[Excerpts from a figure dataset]
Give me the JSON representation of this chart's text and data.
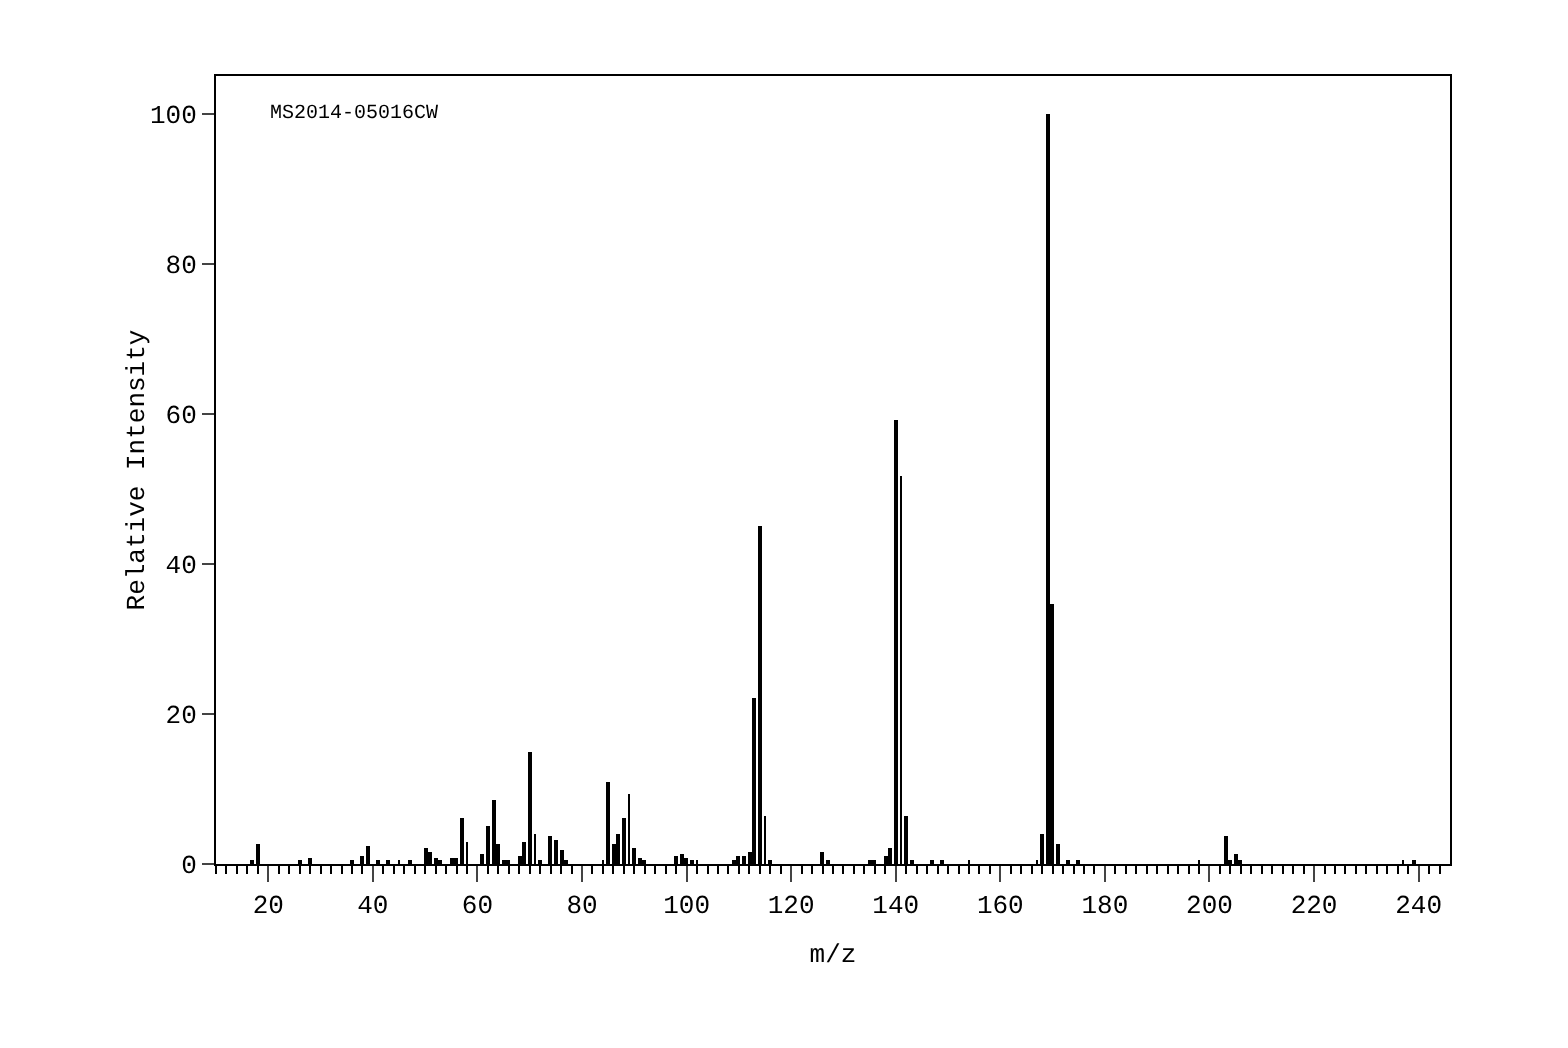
{
  "chart_data": {
    "type": "bar",
    "xlabel": "m/z",
    "ylabel": "Relative Intensity",
    "annotations": [
      "MS2014-05016CW"
    ],
    "x": [
      17,
      18,
      26,
      28,
      36,
      38,
      39,
      41,
      43,
      45,
      47,
      50,
      51,
      52,
      53,
      55,
      56,
      57,
      58,
      61,
      62,
      63,
      64,
      65,
      66,
      68,
      69,
      70,
      71,
      72,
      74,
      75,
      76,
      77,
      84,
      85,
      86,
      87,
      88,
      89,
      90,
      91,
      92,
      98,
      99,
      100,
      101,
      102,
      109,
      110,
      111,
      112,
      113,
      114,
      115,
      116,
      126,
      127,
      135,
      136,
      138,
      139,
      140,
      141,
      142,
      143,
      147,
      149,
      154,
      167,
      168,
      169,
      170,
      171,
      173,
      175,
      198,
      203,
      204,
      205,
      206,
      237,
      239
    ],
    "values": [
      0.5,
      2.7,
      0.4,
      0.8,
      0.4,
      1.1,
      2.3,
      0.5,
      0.6,
      0.4,
      0.3,
      2.2,
      1.6,
      0.7,
      0.4,
      0.7,
      0.8,
      6.1,
      2.9,
      1.4,
      5.0,
      8.5,
      2.6,
      0.6,
      0.5,
      1.1,
      2.9,
      14.9,
      3.9,
      0.5,
      3.7,
      3.2,
      1.9,
      0.5,
      0.6,
      10.9,
      2.7,
      4.0,
      6.1,
      9.3,
      2.2,
      0.8,
      0.3,
      1.0,
      1.4,
      0.8,
      0.6,
      0.5,
      0.6,
      1.1,
      1.1,
      1.6,
      22.1,
      45.1,
      6.4,
      0.5,
      1.6,
      0.5,
      0.4,
      0.4,
      1.1,
      2.1,
      59.2,
      51.7,
      6.4,
      0.4,
      0.4,
      0.4,
      0.4,
      0.4,
      4.0,
      100,
      34.7,
      2.7,
      0.5,
      0.4,
      0.6,
      3.8,
      0.6,
      1.3,
      0.3,
      0.4,
      0.3
    ],
    "color": "#000000",
    "xlim": [
      10,
      246
    ],
    "ylim": [
      0,
      105
    ],
    "xticks": [
      {
        "value": 10,
        "label": null
      },
      {
        "value": 12,
        "label": null
      },
      {
        "value": 14,
        "label": null
      },
      {
        "value": 16,
        "label": null
      },
      {
        "value": 18,
        "label": null
      },
      20,
      {
        "value": 22,
        "label": null
      },
      {
        "value": 24,
        "label": null
      },
      {
        "value": 26,
        "label": null
      },
      {
        "value": 28,
        "label": null
      },
      {
        "value": 30,
        "label": null
      },
      {
        "value": 32,
        "label": null
      },
      {
        "value": 34,
        "label": null
      },
      {
        "value": 36,
        "label": null
      },
      {
        "value": 38,
        "label": null
      },
      40,
      {
        "value": 42,
        "label": null
      },
      {
        "value": 44,
        "label": null
      },
      {
        "value": 46,
        "label": null
      },
      {
        "value": 48,
        "label": null
      },
      {
        "value": 50,
        "label": null
      },
      {
        "value": 52,
        "label": null
      },
      {
        "value": 54,
        "label": null
      },
      {
        "value": 56,
        "label": null
      },
      {
        "value": 58,
        "label": null
      },
      60,
      {
        "value": 62,
        "label": null
      },
      {
        "value": 64,
        "label": null
      },
      {
        "value": 66,
        "label": null
      },
      {
        "value": 68,
        "label": null
      },
      {
        "value": 70,
        "label": null
      },
      {
        "value": 72,
        "label": null
      },
      {
        "value": 74,
        "label": null
      },
      {
        "value": 76,
        "label": null
      },
      {
        "value": 78,
        "label": null
      },
      80,
      {
        "value": 82,
        "label": null
      },
      {
        "value": 84,
        "label": null
      },
      {
        "value": 86,
        "label": null
      },
      {
        "value": 88,
        "label": null
      },
      {
        "value": 90,
        "label": null
      },
      {
        "value": 92,
        "label": null
      },
      {
        "value": 94,
        "label": null
      },
      {
        "value": 96,
        "label": null
      },
      {
        "value": 98,
        "label": null
      },
      100,
      {
        "value": 102,
        "label": null
      },
      {
        "value": 104,
        "label": null
      },
      {
        "value": 106,
        "label": null
      },
      {
        "value": 108,
        "label": null
      },
      {
        "value": 110,
        "label": null
      },
      {
        "value": 112,
        "label": null
      },
      {
        "value": 114,
        "label": null
      },
      {
        "value": 116,
        "label": null
      },
      {
        "value": 118,
        "label": null
      },
      120,
      {
        "value": 122,
        "label": null
      },
      {
        "value": 124,
        "label": null
      },
      {
        "value": 126,
        "label": null
      },
      {
        "value": 128,
        "label": null
      },
      {
        "value": 130,
        "label": null
      },
      {
        "value": 132,
        "label": null
      },
      {
        "value": 134,
        "label": null
      },
      {
        "value": 136,
        "label": null
      },
      {
        "value": 138,
        "label": null
      },
      140,
      {
        "value": 142,
        "label": null
      },
      {
        "value": 144,
        "label": null
      },
      {
        "value": 146,
        "label": null
      },
      {
        "value": 148,
        "label": null
      },
      {
        "value": 150,
        "label": null
      },
      {
        "value": 152,
        "label": null
      },
      {
        "value": 154,
        "label": null
      },
      {
        "value": 156,
        "label": null
      },
      {
        "value": 158,
        "label": null
      },
      160,
      {
        "value": 162,
        "label": null
      },
      {
        "value": 164,
        "label": null
      },
      {
        "value": 166,
        "label": null
      },
      {
        "value": 168,
        "label": null
      },
      {
        "value": 170,
        "label": null
      },
      {
        "value": 172,
        "label": null
      },
      {
        "value": 174,
        "label": null
      },
      {
        "value": 176,
        "label": null
      },
      {
        "value": 178,
        "label": null
      },
      180,
      {
        "value": 182,
        "label": null
      },
      {
        "value": 184,
        "label": null
      },
      {
        "value": 186,
        "label": null
      },
      {
        "value": 188,
        "label": null
      },
      {
        "value": 190,
        "label": null
      },
      {
        "value": 192,
        "label": null
      },
      {
        "value": 194,
        "label": null
      },
      {
        "value": 196,
        "label": null
      },
      {
        "value": 198,
        "label": null
      },
      200,
      {
        "value": 202,
        "label": null
      },
      {
        "value": 204,
        "label": null
      },
      {
        "value": 206,
        "label": null
      },
      {
        "value": 208,
        "label": null
      },
      {
        "value": 210,
        "label": null
      },
      {
        "value": 212,
        "label": null
      },
      {
        "value": 214,
        "label": null
      },
      {
        "value": 216,
        "label": null
      },
      {
        "value": 218,
        "label": null
      },
      220,
      {
        "value": 222,
        "label": null
      },
      {
        "value": 224,
        "label": null
      },
      {
        "value": 226,
        "label": null
      },
      {
        "value": 228,
        "label": null
      },
      {
        "value": 230,
        "label": null
      },
      {
        "value": 232,
        "label": null
      },
      {
        "value": 234,
        "label": null
      },
      {
        "value": 236,
        "label": null
      },
      {
        "value": 238,
        "label": null
      },
      240,
      {
        "value": 242,
        "label": null
      },
      {
        "value": 244,
        "label": null
      }
    ],
    "yticks": [
      0,
      20,
      40,
      60,
      80,
      100
    ],
    "grid": false
  }
}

* THE PROBLEM *
Extract the full listing above verbatim; pictures are to be left out of the copy.

* RESULT FOR THIS EXERCISE *
Give me the JSON representation of this chart's text and data.
{
  "chart_data": {
    "type": "bar",
    "xlabel": "m/z",
    "ylabel": "Relative Intensity",
    "annotations": [
      "MS2014-05016CW"
    ],
    "x": [
      17,
      18,
      26,
      28,
      36,
      38,
      39,
      41,
      43,
      45,
      47,
      50,
      51,
      52,
      53,
      55,
      56,
      57,
      58,
      61,
      62,
      63,
      64,
      65,
      66,
      68,
      69,
      70,
      71,
      72,
      74,
      75,
      76,
      77,
      84,
      85,
      86,
      87,
      88,
      89,
      90,
      91,
      92,
      98,
      99,
      100,
      101,
      102,
      109,
      110,
      111,
      112,
      113,
      114,
      115,
      116,
      126,
      127,
      135,
      136,
      138,
      139,
      140,
      141,
      142,
      143,
      147,
      149,
      154,
      167,
      168,
      169,
      170,
      171,
      173,
      175,
      198,
      203,
      204,
      205,
      206,
      237,
      239
    ],
    "values": [
      0.5,
      2.7,
      0.4,
      0.8,
      0.4,
      1.1,
      2.3,
      0.5,
      0.6,
      0.4,
      0.3,
      2.2,
      1.6,
      0.7,
      0.4,
      0.7,
      0.8,
      6.1,
      2.9,
      1.4,
      5.0,
      8.5,
      2.6,
      0.6,
      0.5,
      1.1,
      2.9,
      14.9,
      3.9,
      0.5,
      3.7,
      3.2,
      1.9,
      0.5,
      0.6,
      10.9,
      2.7,
      4.0,
      6.1,
      9.3,
      2.2,
      0.8,
      0.3,
      1.0,
      1.4,
      0.8,
      0.6,
      0.5,
      0.6,
      1.1,
      1.1,
      1.6,
      22.1,
      45.1,
      6.4,
      0.5,
      1.6,
      0.5,
      0.4,
      0.4,
      1.1,
      2.1,
      59.2,
      51.7,
      6.4,
      0.4,
      0.4,
      0.4,
      0.4,
      0.4,
      4.0,
      100,
      34.7,
      2.7,
      0.5,
      0.4,
      0.6,
      3.8,
      0.6,
      1.3,
      0.3,
      0.4,
      0.3
    ],
    "color": "#000000",
    "xlim": [
      10,
      246
    ],
    "ylim": [
      0,
      105
    ],
    "xticks": [
      {
        "value": 10,
        "label": null
      },
      {
        "value": 12,
        "label": null
      },
      {
        "value": 14,
        "label": null
      },
      {
        "value": 16,
        "label": null
      },
      {
        "value": 18,
        "label": null
      },
      20,
      {
        "value": 22,
        "label": null
      },
      {
        "value": 24,
        "label": null
      },
      {
        "value": 26,
        "label": null
      },
      {
        "value": 28,
        "label": null
      },
      {
        "value": 30,
        "label": null
      },
      {
        "value": 32,
        "label": null
      },
      {
        "value": 34,
        "label": null
      },
      {
        "value": 36,
        "label": null
      },
      {
        "value": 38,
        "label": null
      },
      40,
      {
        "value": 42,
        "label": null
      },
      {
        "value": 44,
        "label": null
      },
      {
        "value": 46,
        "label": null
      },
      {
        "value": 48,
        "label": null
      },
      {
        "value": 50,
        "label": null
      },
      {
        "value": 52,
        "label": null
      },
      {
        "value": 54,
        "label": null
      },
      {
        "value": 56,
        "label": null
      },
      {
        "value": 58,
        "label": null
      },
      60,
      {
        "value": 62,
        "label": null
      },
      {
        "value": 64,
        "label": null
      },
      {
        "value": 66,
        "label": null
      },
      {
        "value": 68,
        "label": null
      },
      {
        "value": 70,
        "label": null
      },
      {
        "value": 72,
        "label": null
      },
      {
        "value": 74,
        "label": null
      },
      {
        "value": 76,
        "label": null
      },
      {
        "value": 78,
        "label": null
      },
      80,
      {
        "value": 82,
        "label": null
      },
      {
        "value": 84,
        "label": null
      },
      {
        "value": 86,
        "label": null
      },
      {
        "value": 88,
        "label": null
      },
      {
        "value": 90,
        "label": null
      },
      {
        "value": 92,
        "label": null
      },
      {
        "value": 94,
        "label": null
      },
      {
        "value": 96,
        "label": null
      },
      {
        "value": 98,
        "label": null
      },
      100,
      {
        "value": 102,
        "label": null
      },
      {
        "value": 104,
        "label": null
      },
      {
        "value": 106,
        "label": null
      },
      {
        "value": 108,
        "label": null
      },
      {
        "value": 110,
        "label": null
      },
      {
        "value": 112,
        "label": null
      },
      {
        "value": 114,
        "label": null
      },
      {
        "value": 116,
        "label": null
      },
      {
        "value": 118,
        "label": null
      },
      120,
      {
        "value": 122,
        "label": null
      },
      {
        "value": 124,
        "label": null
      },
      {
        "value": 126,
        "label": null
      },
      {
        "value": 128,
        "label": null
      },
      {
        "value": 130,
        "label": null
      },
      {
        "value": 132,
        "label": null
      },
      {
        "value": 134,
        "label": null
      },
      {
        "value": 136,
        "label": null
      },
      {
        "value": 138,
        "label": null
      },
      140,
      {
        "value": 142,
        "label": null
      },
      {
        "value": 144,
        "label": null
      },
      {
        "value": 146,
        "label": null
      },
      {
        "value": 148,
        "label": null
      },
      {
        "value": 150,
        "label": null
      },
      {
        "value": 152,
        "label": null
      },
      {
        "value": 154,
        "label": null
      },
      {
        "value": 156,
        "label": null
      },
      {
        "value": 158,
        "label": null
      },
      160,
      {
        "value": 162,
        "label": null
      },
      {
        "value": 164,
        "label": null
      },
      {
        "value": 166,
        "label": null
      },
      {
        "value": 168,
        "label": null
      },
      {
        "value": 170,
        "label": null
      },
      {
        "value": 172,
        "label": null
      },
      {
        "value": 174,
        "label": null
      },
      {
        "value": 176,
        "label": null
      },
      {
        "value": 178,
        "label": null
      },
      180,
      {
        "value": 182,
        "label": null
      },
      {
        "value": 184,
        "label": null
      },
      {
        "value": 186,
        "label": null
      },
      {
        "value": 188,
        "label": null
      },
      {
        "value": 190,
        "label": null
      },
      {
        "value": 192,
        "label": null
      },
      {
        "value": 194,
        "label": null
      },
      {
        "value": 196,
        "label": null
      },
      {
        "value": 198,
        "label": null
      },
      200,
      {
        "value": 202,
        "label": null
      },
      {
        "value": 204,
        "label": null
      },
      {
        "value": 206,
        "label": null
      },
      {
        "value": 208,
        "label": null
      },
      {
        "value": 210,
        "label": null
      },
      {
        "value": 212,
        "label": null
      },
      {
        "value": 214,
        "label": null
      },
      {
        "value": 216,
        "label": null
      },
      {
        "value": 218,
        "label": null
      },
      220,
      {
        "value": 222,
        "label": null
      },
      {
        "value": 224,
        "label": null
      },
      {
        "value": 226,
        "label": null
      },
      {
        "value": 228,
        "label": null
      },
      {
        "value": 230,
        "label": null
      },
      {
        "value": 232,
        "label": null
      },
      {
        "value": 234,
        "label": null
      },
      {
        "value": 236,
        "label": null
      },
      {
        "value": 238,
        "label": null
      },
      240,
      {
        "value": 242,
        "label": null
      },
      {
        "value": 244,
        "label": null
      }
    ],
    "yticks": [
      0,
      20,
      40,
      60,
      80,
      100
    ],
    "grid": false
  }
}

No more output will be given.